(Exercise prompt): Repeat the records word for word, excluding any picture.
**** Records supplied
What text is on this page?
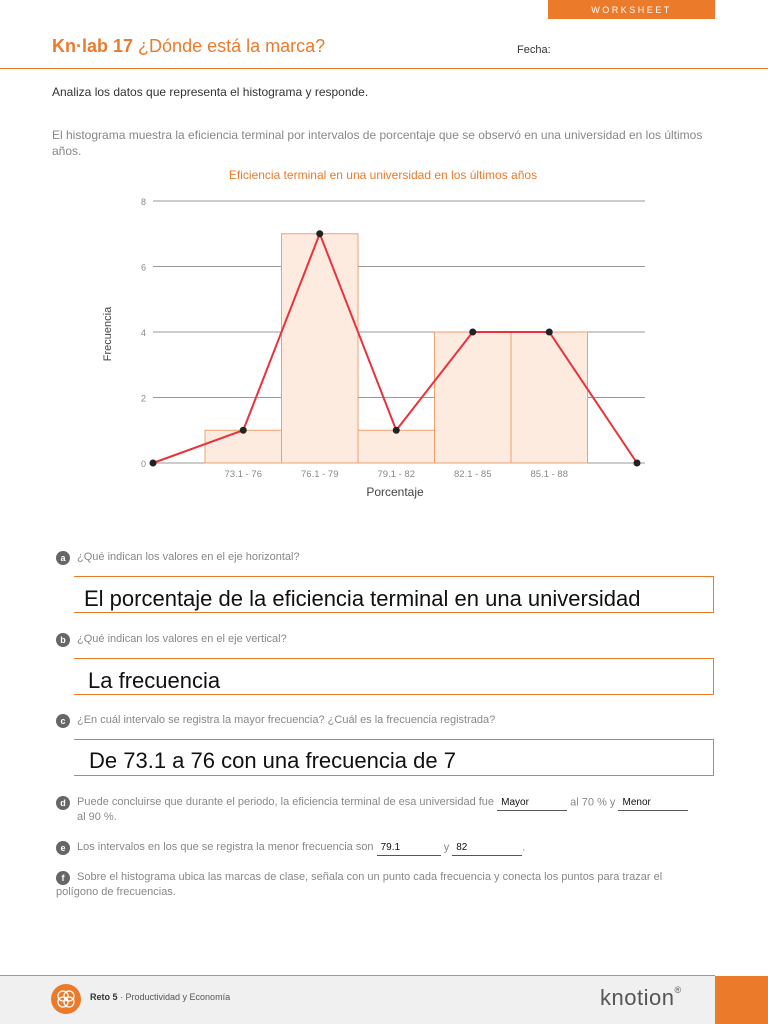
WORKSHEET
Kn·lab 17 ¿Dónde está la marca?	Fecha:
Analiza los datos que representa el histograma y responde.
El histograma muestra la eficiencia terminal por intervalos de porcentaje que se observó en una universidad en los últimos años.
Eficiencia terminal en una universidad en los últimos años
0
2
4
6
8
73.1 - 76	76.1 - 79	79.1 - 82	82.1 - 85	85.1 - 88
Porcentaje
Frecuencia
a ¿Qué indican los valores en el eje horizontal?
El porcentaje de la eficiencia terminal en una universidad
b ¿Qué indican los valores en el eje vertical?
La frecuencia
c ¿En cuál intervalo se registra la mayor frecuencia? ¿Cuál es la frecuencia registrada?
De 73.1 a 76 con una frecuencia de 7
d Puede concluirse que durante el periodo, la eficiencia terminal de esa universidad fue Mayor	al 70 % y Menor
al 90 %.
e Los intervalos en los que se registra la menor frecuencia son 79.1	y 82	.
f Sobre el histograma ubica las marcas de clase, señala con un punto cada frecuencia y conecta los puntos para trazar el polígono de frecuencias.
Reto 5 · Productividad y Economía	knotion®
********
(Right answer):
What text is on this page?
WORKSHEET
Kn·lab 17 ¿Dónde está la marca?	Fecha:
Analiza los datos que representa el histograma y responde.
El histograma muestra la eficiencia terminal por intervalos de porcentaje que se observó en una universidad en los últimos años.
Eficiencia terminal en una universidad en los últimos años
0
2
4
6
8
73.1 - 76	76.1 - 79	79.1 - 82	82.1 - 85	85.1 - 88
Porcentaje
Frecuencia
a ¿Qué indican los valores en el eje horizontal?
El porcentaje de la eficiencia terminal en una universidad
b ¿Qué indican los valores en el eje vertical?
La frecuencia
c ¿En cuál intervalo se registra la mayor frecuencia? ¿Cuál es la frecuencia registrada?
De 73.1 a 76 con una frecuencia de 7
d Puede concluirse que durante el periodo, la eficiencia terminal de esa universidad fue Mayor	al 70 % y Menor
al 90 %.
e Los intervalos en los que se registra la menor frecuencia son 79.1	y 82	.
f Sobre el histograma ubica las marcas de clase, señala con un punto cada frecuencia y conecta los puntos para trazar el polígono de frecuencias.
Reto 5 · Productividad y Economía	knotion®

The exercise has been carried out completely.